> _Brief_: What number of lines hold the word "title"? State that number and nothing besides.

> _Materials provided_:
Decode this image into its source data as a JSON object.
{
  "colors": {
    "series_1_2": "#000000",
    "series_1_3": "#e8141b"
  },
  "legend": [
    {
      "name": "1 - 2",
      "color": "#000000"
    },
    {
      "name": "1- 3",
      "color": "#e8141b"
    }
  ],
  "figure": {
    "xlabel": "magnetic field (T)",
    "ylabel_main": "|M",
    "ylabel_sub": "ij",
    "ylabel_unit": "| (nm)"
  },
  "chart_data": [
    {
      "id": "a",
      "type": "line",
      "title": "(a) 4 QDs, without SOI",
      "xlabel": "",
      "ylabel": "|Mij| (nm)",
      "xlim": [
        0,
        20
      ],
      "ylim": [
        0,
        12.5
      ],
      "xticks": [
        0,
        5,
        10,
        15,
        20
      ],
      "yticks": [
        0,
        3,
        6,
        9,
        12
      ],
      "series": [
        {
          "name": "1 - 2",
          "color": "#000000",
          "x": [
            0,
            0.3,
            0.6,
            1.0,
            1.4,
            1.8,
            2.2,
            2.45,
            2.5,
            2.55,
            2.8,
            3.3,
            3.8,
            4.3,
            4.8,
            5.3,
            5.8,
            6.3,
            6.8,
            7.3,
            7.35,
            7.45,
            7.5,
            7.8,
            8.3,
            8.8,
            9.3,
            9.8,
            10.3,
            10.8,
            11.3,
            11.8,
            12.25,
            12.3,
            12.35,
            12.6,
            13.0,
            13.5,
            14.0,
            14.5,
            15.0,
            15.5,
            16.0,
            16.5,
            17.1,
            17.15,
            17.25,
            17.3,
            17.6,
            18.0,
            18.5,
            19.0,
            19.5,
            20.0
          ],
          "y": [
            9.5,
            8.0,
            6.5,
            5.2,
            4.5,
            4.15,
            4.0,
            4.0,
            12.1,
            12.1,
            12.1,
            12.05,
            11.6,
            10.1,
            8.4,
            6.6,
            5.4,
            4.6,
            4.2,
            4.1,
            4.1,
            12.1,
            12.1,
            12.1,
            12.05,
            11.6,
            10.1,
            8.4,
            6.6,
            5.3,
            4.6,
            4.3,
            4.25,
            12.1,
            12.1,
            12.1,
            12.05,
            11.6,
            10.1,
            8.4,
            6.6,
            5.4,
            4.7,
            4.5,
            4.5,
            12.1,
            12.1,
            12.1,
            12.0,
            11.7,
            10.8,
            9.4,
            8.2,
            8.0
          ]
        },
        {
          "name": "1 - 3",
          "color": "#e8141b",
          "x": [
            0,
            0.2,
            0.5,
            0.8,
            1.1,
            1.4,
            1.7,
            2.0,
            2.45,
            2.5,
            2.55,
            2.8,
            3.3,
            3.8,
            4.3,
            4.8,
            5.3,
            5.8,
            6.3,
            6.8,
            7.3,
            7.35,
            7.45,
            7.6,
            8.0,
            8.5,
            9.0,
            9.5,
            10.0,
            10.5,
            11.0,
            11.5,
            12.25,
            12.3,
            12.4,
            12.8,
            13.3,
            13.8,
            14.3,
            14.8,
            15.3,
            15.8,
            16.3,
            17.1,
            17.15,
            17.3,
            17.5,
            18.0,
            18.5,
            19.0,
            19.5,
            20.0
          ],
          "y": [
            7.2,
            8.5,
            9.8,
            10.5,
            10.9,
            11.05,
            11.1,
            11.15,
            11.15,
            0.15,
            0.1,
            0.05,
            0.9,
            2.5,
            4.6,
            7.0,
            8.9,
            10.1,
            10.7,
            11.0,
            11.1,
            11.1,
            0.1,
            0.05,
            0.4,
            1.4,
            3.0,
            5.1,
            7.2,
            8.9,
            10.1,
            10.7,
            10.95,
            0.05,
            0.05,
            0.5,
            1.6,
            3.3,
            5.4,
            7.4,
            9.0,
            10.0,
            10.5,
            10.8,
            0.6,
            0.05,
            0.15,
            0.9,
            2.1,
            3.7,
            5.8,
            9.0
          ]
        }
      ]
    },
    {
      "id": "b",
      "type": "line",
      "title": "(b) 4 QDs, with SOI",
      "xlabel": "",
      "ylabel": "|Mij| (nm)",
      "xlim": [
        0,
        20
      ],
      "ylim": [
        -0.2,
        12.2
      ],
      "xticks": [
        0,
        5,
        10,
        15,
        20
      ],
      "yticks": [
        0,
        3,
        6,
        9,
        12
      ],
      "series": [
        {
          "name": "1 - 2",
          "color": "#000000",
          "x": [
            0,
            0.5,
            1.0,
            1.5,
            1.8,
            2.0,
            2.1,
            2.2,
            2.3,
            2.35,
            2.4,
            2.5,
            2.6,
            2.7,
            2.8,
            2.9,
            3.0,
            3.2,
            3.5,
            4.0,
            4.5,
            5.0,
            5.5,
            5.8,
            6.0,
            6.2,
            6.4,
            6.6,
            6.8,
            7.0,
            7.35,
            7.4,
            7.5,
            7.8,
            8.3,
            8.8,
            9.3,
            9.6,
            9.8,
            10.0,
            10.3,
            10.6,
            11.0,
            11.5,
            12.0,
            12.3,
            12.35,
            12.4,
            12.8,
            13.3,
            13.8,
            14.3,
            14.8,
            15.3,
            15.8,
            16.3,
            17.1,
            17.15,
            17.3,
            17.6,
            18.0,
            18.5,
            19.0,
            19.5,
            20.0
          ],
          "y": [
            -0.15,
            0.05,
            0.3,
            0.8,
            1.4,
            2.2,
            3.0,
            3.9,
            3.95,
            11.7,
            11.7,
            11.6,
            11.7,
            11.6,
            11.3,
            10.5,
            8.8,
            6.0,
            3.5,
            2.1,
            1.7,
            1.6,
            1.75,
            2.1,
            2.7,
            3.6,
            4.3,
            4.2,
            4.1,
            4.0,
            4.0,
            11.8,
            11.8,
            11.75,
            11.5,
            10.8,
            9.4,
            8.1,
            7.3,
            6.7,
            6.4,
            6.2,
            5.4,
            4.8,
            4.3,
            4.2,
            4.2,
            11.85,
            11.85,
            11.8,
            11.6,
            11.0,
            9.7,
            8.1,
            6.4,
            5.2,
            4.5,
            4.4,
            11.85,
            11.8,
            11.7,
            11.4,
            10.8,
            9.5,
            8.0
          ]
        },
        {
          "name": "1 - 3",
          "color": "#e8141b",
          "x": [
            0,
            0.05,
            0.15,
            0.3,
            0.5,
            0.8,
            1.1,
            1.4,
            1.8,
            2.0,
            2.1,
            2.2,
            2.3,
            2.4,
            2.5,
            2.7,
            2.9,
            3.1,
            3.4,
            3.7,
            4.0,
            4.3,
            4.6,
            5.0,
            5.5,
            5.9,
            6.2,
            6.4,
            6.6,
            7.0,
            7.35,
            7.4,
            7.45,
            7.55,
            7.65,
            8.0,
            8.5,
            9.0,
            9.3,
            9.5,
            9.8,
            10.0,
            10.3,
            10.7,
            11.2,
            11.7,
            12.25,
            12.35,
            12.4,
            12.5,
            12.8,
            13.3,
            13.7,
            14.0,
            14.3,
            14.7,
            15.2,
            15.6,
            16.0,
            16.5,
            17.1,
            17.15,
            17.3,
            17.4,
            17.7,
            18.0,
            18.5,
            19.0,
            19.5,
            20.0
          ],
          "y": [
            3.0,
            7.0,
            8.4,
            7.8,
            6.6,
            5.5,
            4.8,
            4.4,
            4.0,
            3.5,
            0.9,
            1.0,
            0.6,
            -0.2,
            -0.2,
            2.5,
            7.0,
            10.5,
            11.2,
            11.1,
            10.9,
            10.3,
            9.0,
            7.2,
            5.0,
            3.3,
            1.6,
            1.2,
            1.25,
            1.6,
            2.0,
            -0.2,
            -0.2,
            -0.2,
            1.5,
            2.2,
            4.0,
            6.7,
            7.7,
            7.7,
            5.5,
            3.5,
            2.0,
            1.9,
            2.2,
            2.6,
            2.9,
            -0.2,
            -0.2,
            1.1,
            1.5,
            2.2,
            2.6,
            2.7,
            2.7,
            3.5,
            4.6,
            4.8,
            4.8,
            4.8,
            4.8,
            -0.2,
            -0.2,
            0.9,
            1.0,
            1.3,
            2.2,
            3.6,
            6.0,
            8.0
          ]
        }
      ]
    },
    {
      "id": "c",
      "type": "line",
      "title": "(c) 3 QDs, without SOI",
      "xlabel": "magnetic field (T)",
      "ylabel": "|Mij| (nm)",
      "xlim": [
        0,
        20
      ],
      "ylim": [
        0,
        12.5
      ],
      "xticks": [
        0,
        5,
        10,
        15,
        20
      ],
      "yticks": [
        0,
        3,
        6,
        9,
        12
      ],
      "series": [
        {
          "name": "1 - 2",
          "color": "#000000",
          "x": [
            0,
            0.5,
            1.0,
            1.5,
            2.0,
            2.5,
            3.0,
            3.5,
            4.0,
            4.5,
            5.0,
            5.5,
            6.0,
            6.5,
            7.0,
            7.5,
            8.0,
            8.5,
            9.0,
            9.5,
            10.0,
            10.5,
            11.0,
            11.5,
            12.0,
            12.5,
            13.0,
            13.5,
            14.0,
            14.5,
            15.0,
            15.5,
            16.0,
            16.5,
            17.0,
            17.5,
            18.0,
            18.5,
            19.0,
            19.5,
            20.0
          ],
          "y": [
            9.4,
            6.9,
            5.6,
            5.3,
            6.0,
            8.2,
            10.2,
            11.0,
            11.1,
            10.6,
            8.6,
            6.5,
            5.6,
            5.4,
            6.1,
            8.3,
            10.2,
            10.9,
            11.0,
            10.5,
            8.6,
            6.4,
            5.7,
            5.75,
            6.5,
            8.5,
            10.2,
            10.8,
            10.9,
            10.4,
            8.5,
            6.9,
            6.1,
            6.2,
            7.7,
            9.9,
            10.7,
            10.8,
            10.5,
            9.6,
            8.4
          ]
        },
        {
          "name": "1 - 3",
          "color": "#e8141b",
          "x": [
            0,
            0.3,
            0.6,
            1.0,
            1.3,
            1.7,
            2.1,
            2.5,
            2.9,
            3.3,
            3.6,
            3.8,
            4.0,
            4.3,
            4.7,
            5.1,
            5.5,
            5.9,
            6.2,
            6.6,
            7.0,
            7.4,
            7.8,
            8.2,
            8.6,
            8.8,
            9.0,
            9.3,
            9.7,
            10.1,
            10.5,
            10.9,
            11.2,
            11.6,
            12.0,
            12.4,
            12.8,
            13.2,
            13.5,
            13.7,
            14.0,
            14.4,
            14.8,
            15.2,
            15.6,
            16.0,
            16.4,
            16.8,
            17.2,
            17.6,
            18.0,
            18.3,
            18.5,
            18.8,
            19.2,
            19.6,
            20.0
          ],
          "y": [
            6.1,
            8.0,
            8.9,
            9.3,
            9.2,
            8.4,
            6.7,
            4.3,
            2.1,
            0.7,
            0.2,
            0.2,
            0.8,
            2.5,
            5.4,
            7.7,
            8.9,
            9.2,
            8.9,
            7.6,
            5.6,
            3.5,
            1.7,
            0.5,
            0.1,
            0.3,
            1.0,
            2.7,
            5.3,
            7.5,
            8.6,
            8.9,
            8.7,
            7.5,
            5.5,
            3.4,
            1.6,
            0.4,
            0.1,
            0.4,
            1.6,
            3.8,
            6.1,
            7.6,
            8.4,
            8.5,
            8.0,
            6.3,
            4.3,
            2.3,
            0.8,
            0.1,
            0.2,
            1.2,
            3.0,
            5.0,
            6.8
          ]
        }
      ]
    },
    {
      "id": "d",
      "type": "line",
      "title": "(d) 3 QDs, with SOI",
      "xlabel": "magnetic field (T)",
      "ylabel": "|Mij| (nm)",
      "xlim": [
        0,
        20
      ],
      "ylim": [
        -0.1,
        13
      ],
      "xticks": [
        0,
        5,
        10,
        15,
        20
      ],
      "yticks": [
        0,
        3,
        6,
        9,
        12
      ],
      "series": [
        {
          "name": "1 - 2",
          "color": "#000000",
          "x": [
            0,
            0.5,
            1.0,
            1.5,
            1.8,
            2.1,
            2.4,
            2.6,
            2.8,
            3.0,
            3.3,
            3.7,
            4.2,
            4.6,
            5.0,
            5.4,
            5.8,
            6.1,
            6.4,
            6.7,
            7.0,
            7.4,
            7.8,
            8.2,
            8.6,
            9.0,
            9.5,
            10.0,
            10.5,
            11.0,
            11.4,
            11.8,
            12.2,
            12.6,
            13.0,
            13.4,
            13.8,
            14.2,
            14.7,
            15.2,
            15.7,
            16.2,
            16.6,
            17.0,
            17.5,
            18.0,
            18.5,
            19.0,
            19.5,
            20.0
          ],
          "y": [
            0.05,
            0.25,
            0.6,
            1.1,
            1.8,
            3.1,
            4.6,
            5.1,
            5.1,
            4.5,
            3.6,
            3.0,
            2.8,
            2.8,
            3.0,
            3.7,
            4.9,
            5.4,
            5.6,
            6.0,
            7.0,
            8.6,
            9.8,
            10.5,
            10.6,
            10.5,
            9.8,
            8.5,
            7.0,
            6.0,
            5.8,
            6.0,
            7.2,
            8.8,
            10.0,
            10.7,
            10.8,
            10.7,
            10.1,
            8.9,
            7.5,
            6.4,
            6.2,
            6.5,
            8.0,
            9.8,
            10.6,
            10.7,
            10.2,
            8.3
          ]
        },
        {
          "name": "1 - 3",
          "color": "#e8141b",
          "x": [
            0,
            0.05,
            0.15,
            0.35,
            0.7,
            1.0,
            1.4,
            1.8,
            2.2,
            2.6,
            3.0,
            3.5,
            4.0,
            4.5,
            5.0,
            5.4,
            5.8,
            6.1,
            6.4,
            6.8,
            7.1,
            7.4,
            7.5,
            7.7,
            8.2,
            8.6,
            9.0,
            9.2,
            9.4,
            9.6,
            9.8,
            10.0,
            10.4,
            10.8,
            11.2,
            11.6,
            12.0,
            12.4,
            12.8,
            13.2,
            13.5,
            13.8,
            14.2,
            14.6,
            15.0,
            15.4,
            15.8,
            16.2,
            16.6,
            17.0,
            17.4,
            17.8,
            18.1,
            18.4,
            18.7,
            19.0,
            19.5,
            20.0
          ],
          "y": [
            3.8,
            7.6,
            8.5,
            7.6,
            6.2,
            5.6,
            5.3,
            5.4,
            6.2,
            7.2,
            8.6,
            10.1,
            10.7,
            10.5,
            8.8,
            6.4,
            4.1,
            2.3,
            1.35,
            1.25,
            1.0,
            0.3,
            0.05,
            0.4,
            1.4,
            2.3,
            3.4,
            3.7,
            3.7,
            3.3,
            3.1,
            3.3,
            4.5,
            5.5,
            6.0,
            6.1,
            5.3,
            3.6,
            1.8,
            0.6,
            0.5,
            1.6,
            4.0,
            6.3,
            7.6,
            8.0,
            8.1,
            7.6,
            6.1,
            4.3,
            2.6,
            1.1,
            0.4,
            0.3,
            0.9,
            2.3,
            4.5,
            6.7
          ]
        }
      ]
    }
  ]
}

> _Expected output_: 4